▶ Exercise instructions:
Print all of the entries exactly, minus the pictures.

▶ Dataset excerpts:

━━━━━━━━

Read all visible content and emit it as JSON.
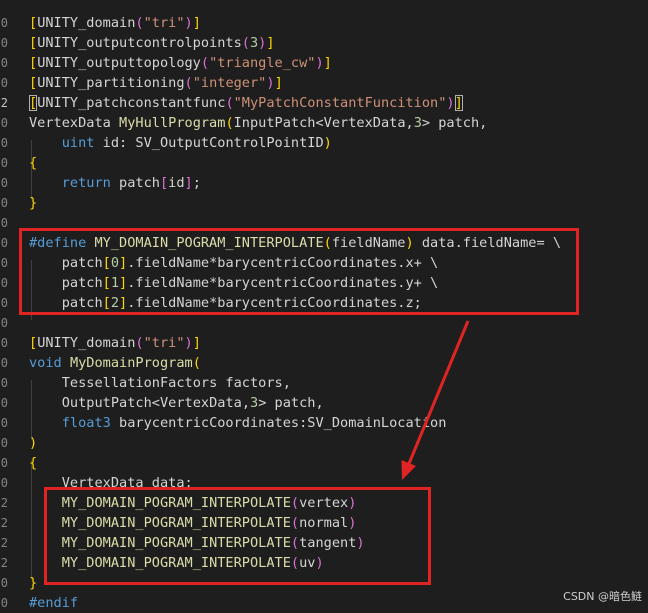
{
  "code_lines": [
    [
      [
        "[",
        "t-b1"
      ],
      [
        "UNITY_domain",
        "t-ident"
      ],
      [
        "(",
        "t-b2"
      ],
      [
        "\"tri\"",
        "t-str"
      ],
      [
        ")",
        "t-b2"
      ],
      [
        "]",
        "t-b1"
      ]
    ],
    [
      [
        "[",
        "t-b1"
      ],
      [
        "UNITY_outputcontrolpoints",
        "t-ident"
      ],
      [
        "(",
        "t-b2"
      ],
      [
        "3",
        "t-num"
      ],
      [
        ")",
        "t-b2"
      ],
      [
        "]",
        "t-b1"
      ]
    ],
    [
      [
        "[",
        "t-b1"
      ],
      [
        "UNITY_outputtopology",
        "t-ident"
      ],
      [
        "(",
        "t-b2"
      ],
      [
        "\"triangle_cw\"",
        "t-str"
      ],
      [
        ")",
        "t-b2"
      ],
      [
        "]",
        "t-b1"
      ]
    ],
    [
      [
        "[",
        "t-b1"
      ],
      [
        "UNITY_partitioning",
        "t-ident"
      ],
      [
        "(",
        "t-b2"
      ],
      [
        "\"integer\"",
        "t-str"
      ],
      [
        ")",
        "t-b2"
      ],
      [
        "]",
        "t-b1"
      ]
    ],
    [
      [
        "[",
        "t-b1 cursor-box"
      ],
      [
        "UNITY_patchconstantfunc",
        "t-ident"
      ],
      [
        "(",
        "t-b2"
      ],
      [
        "\"MyPatchConstantFuncition\"",
        "t-str"
      ],
      [
        ")",
        "t-b2"
      ],
      [
        "]",
        "t-b1 cursor-box"
      ]
    ],
    [
      [
        "VertexData ",
        "t-ident"
      ],
      [
        "MyHullProgram",
        "t-fn"
      ],
      [
        "(",
        "t-b1"
      ],
      [
        "InputPatch",
        "t-ident"
      ],
      [
        "<",
        "t-ident"
      ],
      [
        "VertexData",
        "t-ident"
      ],
      [
        ",",
        "t-ident"
      ],
      [
        "3",
        "t-num"
      ],
      [
        "> patch,",
        "t-ident"
      ]
    ],
    [
      [
        "    ",
        "t-ident"
      ],
      [
        "uint",
        "t-kw"
      ],
      [
        " id: SV_OutputControlPointID",
        "t-ident"
      ],
      [
        ")",
        "t-b1"
      ]
    ],
    [
      [
        "{",
        "t-b1"
      ]
    ],
    [
      [
        "    ",
        "t-ident"
      ],
      [
        "return",
        "t-kw"
      ],
      [
        " patch",
        "t-ident"
      ],
      [
        "[",
        "t-b2"
      ],
      [
        "id",
        "t-ident"
      ],
      [
        "]",
        "t-b2"
      ],
      [
        ";",
        "t-ident"
      ]
    ],
    [
      [
        "}",
        "t-b1"
      ]
    ],
    [],
    [
      [
        "#define",
        "t-macro"
      ],
      [
        " ",
        "t-ident"
      ],
      [
        "MY_DOMAIN_POGRAM_INTERPOLATE",
        "t-fn"
      ],
      [
        "(",
        "t-b1"
      ],
      [
        "fieldName",
        "t-ident"
      ],
      [
        ")",
        "t-b1"
      ],
      [
        " data.fieldName= \\",
        "t-ident"
      ]
    ],
    [
      [
        "    patch",
        "t-ident"
      ],
      [
        "[",
        "t-b1"
      ],
      [
        "0",
        "t-num"
      ],
      [
        "]",
        "t-b1"
      ],
      [
        ".fieldName*barycentricCoordinates.x+ \\",
        "t-ident"
      ]
    ],
    [
      [
        "    patch",
        "t-ident"
      ],
      [
        "[",
        "t-b1"
      ],
      [
        "1",
        "t-num"
      ],
      [
        "]",
        "t-b1"
      ],
      [
        ".fieldName*barycentricCoordinates.y+ \\",
        "t-ident"
      ]
    ],
    [
      [
        "    patch",
        "t-ident"
      ],
      [
        "[",
        "t-b1"
      ],
      [
        "2",
        "t-num"
      ],
      [
        "]",
        "t-b1"
      ],
      [
        ".fieldName*barycentricCoordinates.z;",
        "t-ident"
      ]
    ],
    [],
    [
      [
        "[",
        "t-b1"
      ],
      [
        "UNITY_domain",
        "t-ident"
      ],
      [
        "(",
        "t-b2"
      ],
      [
        "\"tri\"",
        "t-str"
      ],
      [
        ")",
        "t-b2"
      ],
      [
        "]",
        "t-b1"
      ]
    ],
    [
      [
        "void",
        "t-kw"
      ],
      [
        " ",
        "t-ident"
      ],
      [
        "MyDomainProgram",
        "t-fn"
      ],
      [
        "(",
        "t-b1"
      ]
    ],
    [
      [
        "    ",
        "t-ident"
      ],
      [
        "TessellationFactors factors,",
        "t-ident"
      ]
    ],
    [
      [
        "    ",
        "t-ident"
      ],
      [
        "OutputPatch",
        "t-ident"
      ],
      [
        "<",
        "t-ident"
      ],
      [
        "VertexData",
        "t-ident"
      ],
      [
        ",",
        "t-ident"
      ],
      [
        "3",
        "t-num"
      ],
      [
        "> patch,",
        "t-ident"
      ]
    ],
    [
      [
        "    ",
        "t-ident"
      ],
      [
        "float3",
        "t-kw"
      ],
      [
        " barycentricCoordinates:SV_DomainLocation",
        "t-ident"
      ]
    ],
    [
      [
        ")",
        "t-b1"
      ]
    ],
    [
      [
        "{",
        "t-b1"
      ]
    ],
    [
      [
        "    VertexData data;",
        "t-ident"
      ]
    ],
    [
      [
        "    ",
        "t-ident"
      ],
      [
        "MY_DOMAIN_POGRAM_INTERPOLATE",
        "t-fn"
      ],
      [
        "(",
        "t-b2"
      ],
      [
        "vertex",
        "t-ident"
      ],
      [
        ")",
        "t-b2"
      ]
    ],
    [
      [
        "    ",
        "t-ident"
      ],
      [
        "MY_DOMAIN_POGRAM_INTERPOLATE",
        "t-fn"
      ],
      [
        "(",
        "t-b2"
      ],
      [
        "normal",
        "t-ident"
      ],
      [
        ")",
        "t-b2"
      ]
    ],
    [
      [
        "    ",
        "t-ident"
      ],
      [
        "MY_DOMAIN_POGRAM_INTERPOLATE",
        "t-fn"
      ],
      [
        "(",
        "t-b2"
      ],
      [
        "tangent",
        "t-ident"
      ],
      [
        ")",
        "t-b2"
      ]
    ],
    [
      [
        "    ",
        "t-ident"
      ],
      [
        "MY_DOMAIN_POGRAM_INTERPOLATE",
        "t-fn"
      ],
      [
        "(",
        "t-b2"
      ],
      [
        "uv",
        "t-ident"
      ],
      [
        ")",
        "t-b2"
      ]
    ],
    [
      [
        "}",
        "t-b1"
      ]
    ],
    [
      [
        "#endif",
        "t-macro"
      ]
    ]
  ],
  "line_number_digits": [
    "0",
    "0",
    "0",
    "0",
    "2",
    "0",
    "0",
    "0",
    "0",
    "0",
    "0",
    "0",
    "0",
    "0",
    "0",
    "0",
    "0",
    "0",
    "0",
    "0",
    "0",
    "0",
    "0",
    "0",
    "2",
    "2",
    "2",
    "2",
    "0",
    "0"
  ],
  "active_line_index": 4,
  "watermark": "CSDN @暗色鲢",
  "colors": {
    "background": "#1e1e1e",
    "annotation": "#e02424"
  }
}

━━━━━━━━

▶ Complete response:
Read all visible content and emit it as JSON.
{
  "code_lines": [
    [
      [
        "[",
        "t-b1"
      ],
      [
        "UNITY_domain",
        "t-ident"
      ],
      [
        "(",
        "t-b2"
      ],
      [
        "\"tri\"",
        "t-str"
      ],
      [
        ")",
        "t-b2"
      ],
      [
        "]",
        "t-b1"
      ]
    ],
    [
      [
        "[",
        "t-b1"
      ],
      [
        "UNITY_outputcontrolpoints",
        "t-ident"
      ],
      [
        "(",
        "t-b2"
      ],
      [
        "3",
        "t-num"
      ],
      [
        ")",
        "t-b2"
      ],
      [
        "]",
        "t-b1"
      ]
    ],
    [
      [
        "[",
        "t-b1"
      ],
      [
        "UNITY_outputtopology",
        "t-ident"
      ],
      [
        "(",
        "t-b2"
      ],
      [
        "\"triangle_cw\"",
        "t-str"
      ],
      [
        ")",
        "t-b2"
      ],
      [
        "]",
        "t-b1"
      ]
    ],
    [
      [
        "[",
        "t-b1"
      ],
      [
        "UNITY_partitioning",
        "t-ident"
      ],
      [
        "(",
        "t-b2"
      ],
      [
        "\"integer\"",
        "t-str"
      ],
      [
        ")",
        "t-b2"
      ],
      [
        "]",
        "t-b1"
      ]
    ],
    [
      [
        "[",
        "t-b1 cursor-box"
      ],
      [
        "UNITY_patchconstantfunc",
        "t-ident"
      ],
      [
        "(",
        "t-b2"
      ],
      [
        "\"MyPatchConstantFuncition\"",
        "t-str"
      ],
      [
        ")",
        "t-b2"
      ],
      [
        "]",
        "t-b1 cursor-box"
      ]
    ],
    [
      [
        "VertexData ",
        "t-ident"
      ],
      [
        "MyHullProgram",
        "t-fn"
      ],
      [
        "(",
        "t-b1"
      ],
      [
        "InputPatch",
        "t-ident"
      ],
      [
        "<",
        "t-ident"
      ],
      [
        "VertexData",
        "t-ident"
      ],
      [
        ",",
        "t-ident"
      ],
      [
        "3",
        "t-num"
      ],
      [
        "> patch,",
        "t-ident"
      ]
    ],
    [
      [
        "    ",
        "t-ident"
      ],
      [
        "uint",
        "t-kw"
      ],
      [
        " id: SV_OutputControlPointID",
        "t-ident"
      ],
      [
        ")",
        "t-b1"
      ]
    ],
    [
      [
        "{",
        "t-b1"
      ]
    ],
    [
      [
        "    ",
        "t-ident"
      ],
      [
        "return",
        "t-kw"
      ],
      [
        " patch",
        "t-ident"
      ],
      [
        "[",
        "t-b2"
      ],
      [
        "id",
        "t-ident"
      ],
      [
        "]",
        "t-b2"
      ],
      [
        ";",
        "t-ident"
      ]
    ],
    [
      [
        "}",
        "t-b1"
      ]
    ],
    [],
    [
      [
        "#define",
        "t-macro"
      ],
      [
        " ",
        "t-ident"
      ],
      [
        "MY_DOMAIN_POGRAM_INTERPOLATE",
        "t-fn"
      ],
      [
        "(",
        "t-b1"
      ],
      [
        "fieldName",
        "t-ident"
      ],
      [
        ")",
        "t-b1"
      ],
      [
        " data.fieldName= \\",
        "t-ident"
      ]
    ],
    [
      [
        "    patch",
        "t-ident"
      ],
      [
        "[",
        "t-b1"
      ],
      [
        "0",
        "t-num"
      ],
      [
        "]",
        "t-b1"
      ],
      [
        ".fieldName*barycentricCoordinates.x+ \\",
        "t-ident"
      ]
    ],
    [
      [
        "    patch",
        "t-ident"
      ],
      [
        "[",
        "t-b1"
      ],
      [
        "1",
        "t-num"
      ],
      [
        "]",
        "t-b1"
      ],
      [
        ".fieldName*barycentricCoordinates.y+ \\",
        "t-ident"
      ]
    ],
    [
      [
        "    patch",
        "t-ident"
      ],
      [
        "[",
        "t-b1"
      ],
      [
        "2",
        "t-num"
      ],
      [
        "]",
        "t-b1"
      ],
      [
        ".fieldName*barycentricCoordinates.z;",
        "t-ident"
      ]
    ],
    [],
    [
      [
        "[",
        "t-b1"
      ],
      [
        "UNITY_domain",
        "t-ident"
      ],
      [
        "(",
        "t-b2"
      ],
      [
        "\"tri\"",
        "t-str"
      ],
      [
        ")",
        "t-b2"
      ],
      [
        "]",
        "t-b1"
      ]
    ],
    [
      [
        "void",
        "t-kw"
      ],
      [
        " ",
        "t-ident"
      ],
      [
        "MyDomainProgram",
        "t-fn"
      ],
      [
        "(",
        "t-b1"
      ]
    ],
    [
      [
        "    ",
        "t-ident"
      ],
      [
        "TessellationFactors factors,",
        "t-ident"
      ]
    ],
    [
      [
        "    ",
        "t-ident"
      ],
      [
        "OutputPatch",
        "t-ident"
      ],
      [
        "<",
        "t-ident"
      ],
      [
        "VertexData",
        "t-ident"
      ],
      [
        ",",
        "t-ident"
      ],
      [
        "3",
        "t-num"
      ],
      [
        "> patch,",
        "t-ident"
      ]
    ],
    [
      [
        "    ",
        "t-ident"
      ],
      [
        "float3",
        "t-kw"
      ],
      [
        " barycentricCoordinates:SV_DomainLocation",
        "t-ident"
      ]
    ],
    [
      [
        ")",
        "t-b1"
      ]
    ],
    [
      [
        "{",
        "t-b1"
      ]
    ],
    [
      [
        "    VertexData data;",
        "t-ident"
      ]
    ],
    [
      [
        "    ",
        "t-ident"
      ],
      [
        "MY_DOMAIN_POGRAM_INTERPOLATE",
        "t-fn"
      ],
      [
        "(",
        "t-b2"
      ],
      [
        "vertex",
        "t-ident"
      ],
      [
        ")",
        "t-b2"
      ]
    ],
    [
      [
        "    ",
        "t-ident"
      ],
      [
        "MY_DOMAIN_POGRAM_INTERPOLATE",
        "t-fn"
      ],
      [
        "(",
        "t-b2"
      ],
      [
        "normal",
        "t-ident"
      ],
      [
        ")",
        "t-b2"
      ]
    ],
    [
      [
        "    ",
        "t-ident"
      ],
      [
        "MY_DOMAIN_POGRAM_INTERPOLATE",
        "t-fn"
      ],
      [
        "(",
        "t-b2"
      ],
      [
        "tangent",
        "t-ident"
      ],
      [
        ")",
        "t-b2"
      ]
    ],
    [
      [
        "    ",
        "t-ident"
      ],
      [
        "MY_DOMAIN_POGRAM_INTERPOLATE",
        "t-fn"
      ],
      [
        "(",
        "t-b2"
      ],
      [
        "uv",
        "t-ident"
      ],
      [
        ")",
        "t-b2"
      ]
    ],
    [
      [
        "}",
        "t-b1"
      ]
    ],
    [
      [
        "#endif",
        "t-macro"
      ]
    ]
  ],
  "line_number_digits": [
    "0",
    "0",
    "0",
    "0",
    "2",
    "0",
    "0",
    "0",
    "0",
    "0",
    "0",
    "0",
    "0",
    "0",
    "0",
    "0",
    "0",
    "0",
    "0",
    "0",
    "0",
    "0",
    "0",
    "0",
    "2",
    "2",
    "2",
    "2",
    "0",
    "0"
  ],
  "active_line_index": 4,
  "watermark": "CSDN @暗色鲢",
  "colors": {
    "background": "#1e1e1e",
    "annotation": "#e02424"
  }
}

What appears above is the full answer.